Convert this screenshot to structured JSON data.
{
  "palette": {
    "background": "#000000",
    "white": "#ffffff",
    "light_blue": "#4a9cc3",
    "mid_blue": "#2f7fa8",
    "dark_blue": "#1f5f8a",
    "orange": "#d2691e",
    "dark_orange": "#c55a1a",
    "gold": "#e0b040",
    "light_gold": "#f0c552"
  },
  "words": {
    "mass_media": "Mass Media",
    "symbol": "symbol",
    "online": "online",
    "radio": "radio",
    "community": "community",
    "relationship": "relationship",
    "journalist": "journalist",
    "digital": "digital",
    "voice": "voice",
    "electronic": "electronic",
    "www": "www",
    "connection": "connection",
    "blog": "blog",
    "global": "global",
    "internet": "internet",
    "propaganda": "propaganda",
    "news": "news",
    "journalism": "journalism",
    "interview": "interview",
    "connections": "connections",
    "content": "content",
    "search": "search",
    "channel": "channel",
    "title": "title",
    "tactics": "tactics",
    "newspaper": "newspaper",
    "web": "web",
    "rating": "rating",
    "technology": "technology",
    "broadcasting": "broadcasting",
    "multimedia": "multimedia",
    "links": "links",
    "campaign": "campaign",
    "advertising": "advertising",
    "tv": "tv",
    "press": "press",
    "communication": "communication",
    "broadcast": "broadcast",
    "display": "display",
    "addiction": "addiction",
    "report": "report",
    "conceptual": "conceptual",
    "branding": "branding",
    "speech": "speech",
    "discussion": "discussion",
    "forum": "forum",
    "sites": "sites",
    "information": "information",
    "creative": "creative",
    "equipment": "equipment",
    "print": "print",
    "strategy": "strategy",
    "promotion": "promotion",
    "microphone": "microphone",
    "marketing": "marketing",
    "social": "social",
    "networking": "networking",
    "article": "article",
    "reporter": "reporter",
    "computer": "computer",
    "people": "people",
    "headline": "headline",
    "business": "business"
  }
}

◆ ◆ ◆ ◆ ◆

Repeat the entries shown above, every one, word for word.

• _Output_:
Convert this screenshot to structured JSON data.
{
  "palette": {
    "background": "#000000",
    "white": "#ffffff",
    "light_blue": "#4a9cc3",
    "mid_blue": "#2f7fa8",
    "dark_blue": "#1f5f8a",
    "orange": "#d2691e",
    "dark_orange": "#c55a1a",
    "gold": "#e0b040",
    "light_gold": "#f0c552"
  },
  "words": {
    "mass_media": "Mass Media",
    "symbol": "symbol",
    "online": "online",
    "radio": "radio",
    "community": "community",
    "relationship": "relationship",
    "journalist": "journalist",
    "digital": "digital",
    "voice": "voice",
    "electronic": "electronic",
    "www": "www",
    "connection": "connection",
    "blog": "blog",
    "global": "global",
    "internet": "internet",
    "propaganda": "propaganda",
    "news": "news",
    "journalism": "journalism",
    "interview": "interview",
    "connections": "connections",
    "content": "content",
    "search": "search",
    "channel": "channel",
    "title": "title",
    "tactics": "tactics",
    "newspaper": "newspaper",
    "web": "web",
    "rating": "rating",
    "technology": "technology",
    "broadcasting": "broadcasting",
    "multimedia": "multimedia",
    "links": "links",
    "campaign": "campaign",
    "advertising": "advertising",
    "tv": "tv",
    "press": "press",
    "communication": "communication",
    "broadcast": "broadcast",
    "display": "display",
    "addiction": "addiction",
    "report": "report",
    "conceptual": "conceptual",
    "branding": "branding",
    "speech": "speech",
    "discussion": "discussion",
    "forum": "forum",
    "sites": "sites",
    "information": "information",
    "creative": "creative",
    "equipment": "equipment",
    "print": "print",
    "strategy": "strategy",
    "promotion": "promotion",
    "microphone": "microphone",
    "marketing": "marketing",
    "social": "social",
    "networking": "networking",
    "article": "article",
    "reporter": "reporter",
    "computer": "computer",
    "people": "people",
    "headline": "headline",
    "business": "business"
  }
}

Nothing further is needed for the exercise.